Written exercise: Emit the data below verbatim, stripping out any pictures.

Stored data
▬▬▬▬▬▬
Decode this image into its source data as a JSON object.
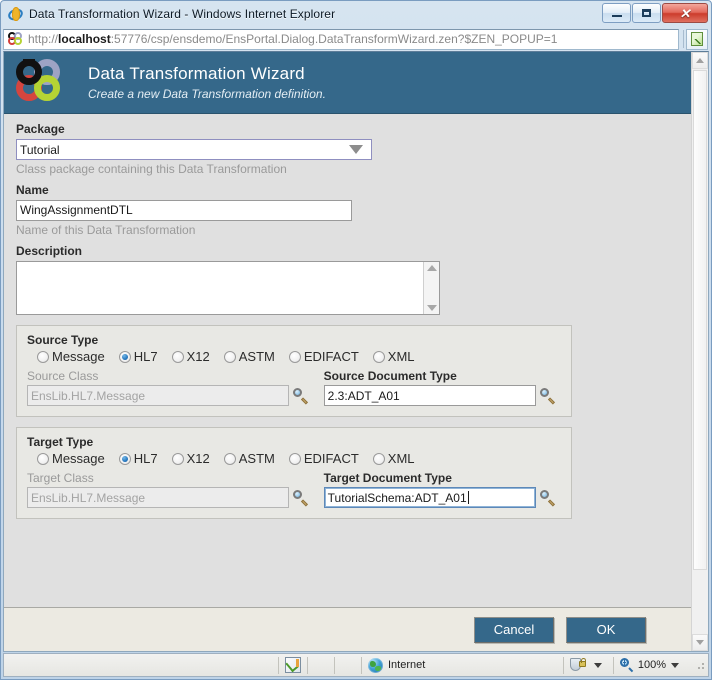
{
  "window": {
    "title": "Data Transformation Wizard - Windows Internet Explorer",
    "minimize_label": "",
    "maximize_label": "",
    "close_label": "✕"
  },
  "address": {
    "url_prefix": "http://",
    "url_host": "localhost",
    "url_rest": ":57776/csp/ensdemo/EnsPortal.Dialog.DataTransformWizard.zen?$ZEN_POPUP=1",
    "favicon_name": "intersystems-logo-icon",
    "refresh_icon_name": "page-icon"
  },
  "banner": {
    "title": "Data Transformation Wizard",
    "subtitle": "Create a new Data Transformation definition.",
    "logo_name": "intersystems-rings-logo",
    "bg_color": "#35688a"
  },
  "form": {
    "package": {
      "label": "Package",
      "value": "Tutorial",
      "hint": "Class package containing this Data Transformation"
    },
    "name": {
      "label": "Name",
      "value": "WingAssignmentDTL",
      "hint": "Name of this Data Transformation"
    },
    "description": {
      "label": "Description",
      "value": ""
    },
    "source": {
      "group_label": "Source Type",
      "options": [
        {
          "label": "Message",
          "checked": false
        },
        {
          "label": "HL7",
          "checked": true
        },
        {
          "label": "X12",
          "checked": false
        },
        {
          "label": "ASTM",
          "checked": false
        },
        {
          "label": "EDIFACT",
          "checked": false
        },
        {
          "label": "XML",
          "checked": false
        }
      ],
      "class_label": "Source Class",
      "class_value": "EnsLib.HL7.Message",
      "class_disabled": true,
      "doctype_label": "Source Document Type",
      "doctype_value": "2.3:ADT_A01",
      "doctype_focused": false
    },
    "target": {
      "group_label": "Target Type",
      "options": [
        {
          "label": "Message",
          "checked": false
        },
        {
          "label": "HL7",
          "checked": true
        },
        {
          "label": "X12",
          "checked": false
        },
        {
          "label": "ASTM",
          "checked": false
        },
        {
          "label": "EDIFACT",
          "checked": false
        },
        {
          "label": "XML",
          "checked": false
        }
      ],
      "class_label": "Target Class",
      "class_value": "EnsLib.HL7.Message",
      "class_disabled": true,
      "doctype_label": "Target Document Type",
      "doctype_value": "TutorialSchema:ADT_A01",
      "doctype_focused": true
    }
  },
  "buttons": {
    "cancel": "Cancel",
    "ok": "OK",
    "accent_color": "#35688a"
  },
  "statusbar": {
    "zone": "Internet",
    "zone_icon_name": "internet-zone-globe-icon",
    "protected_icon_name": "protected-mode-shield-icon",
    "zoom_icon_name": "zoom-magnifier-icon",
    "zoom": "100%",
    "notify_icon_name": "notification-icon"
  }
}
▬▬▬▬▬▬
Completed exercise:
Decode this image into its source data as a JSON object.
{
  "window": {
    "title": "Data Transformation Wizard - Windows Internet Explorer",
    "minimize_label": "",
    "maximize_label": "",
    "close_label": "✕"
  },
  "address": {
    "url_prefix": "http://",
    "url_host": "localhost",
    "url_rest": ":57776/csp/ensdemo/EnsPortal.Dialog.DataTransformWizard.zen?$ZEN_POPUP=1",
    "favicon_name": "intersystems-logo-icon",
    "refresh_icon_name": "page-icon"
  },
  "banner": {
    "title": "Data Transformation Wizard",
    "subtitle": "Create a new Data Transformation definition.",
    "logo_name": "intersystems-rings-logo",
    "bg_color": "#35688a"
  },
  "form": {
    "package": {
      "label": "Package",
      "value": "Tutorial",
      "hint": "Class package containing this Data Transformation"
    },
    "name": {
      "label": "Name",
      "value": "WingAssignmentDTL",
      "hint": "Name of this Data Transformation"
    },
    "description": {
      "label": "Description",
      "value": ""
    },
    "source": {
      "group_label": "Source Type",
      "options": [
        {
          "label": "Message",
          "checked": false
        },
        {
          "label": "HL7",
          "checked": true
        },
        {
          "label": "X12",
          "checked": false
        },
        {
          "label": "ASTM",
          "checked": false
        },
        {
          "label": "EDIFACT",
          "checked": false
        },
        {
          "label": "XML",
          "checked": false
        }
      ],
      "class_label": "Source Class",
      "class_value": "EnsLib.HL7.Message",
      "class_disabled": true,
      "doctype_label": "Source Document Type",
      "doctype_value": "2.3:ADT_A01",
      "doctype_focused": false
    },
    "target": {
      "group_label": "Target Type",
      "options": [
        {
          "label": "Message",
          "checked": false
        },
        {
          "label": "HL7",
          "checked": true
        },
        {
          "label": "X12",
          "checked": false
        },
        {
          "label": "ASTM",
          "checked": false
        },
        {
          "label": "EDIFACT",
          "checked": false
        },
        {
          "label": "XML",
          "checked": false
        }
      ],
      "class_label": "Target Class",
      "class_value": "EnsLib.HL7.Message",
      "class_disabled": true,
      "doctype_label": "Target Document Type",
      "doctype_value": "TutorialSchema:ADT_A01",
      "doctype_focused": true
    }
  },
  "buttons": {
    "cancel": "Cancel",
    "ok": "OK",
    "accent_color": "#35688a"
  },
  "statusbar": {
    "zone": "Internet",
    "zone_icon_name": "internet-zone-globe-icon",
    "protected_icon_name": "protected-mode-shield-icon",
    "zoom_icon_name": "zoom-magnifier-icon",
    "zoom": "100%",
    "notify_icon_name": "notification-icon"
  }
}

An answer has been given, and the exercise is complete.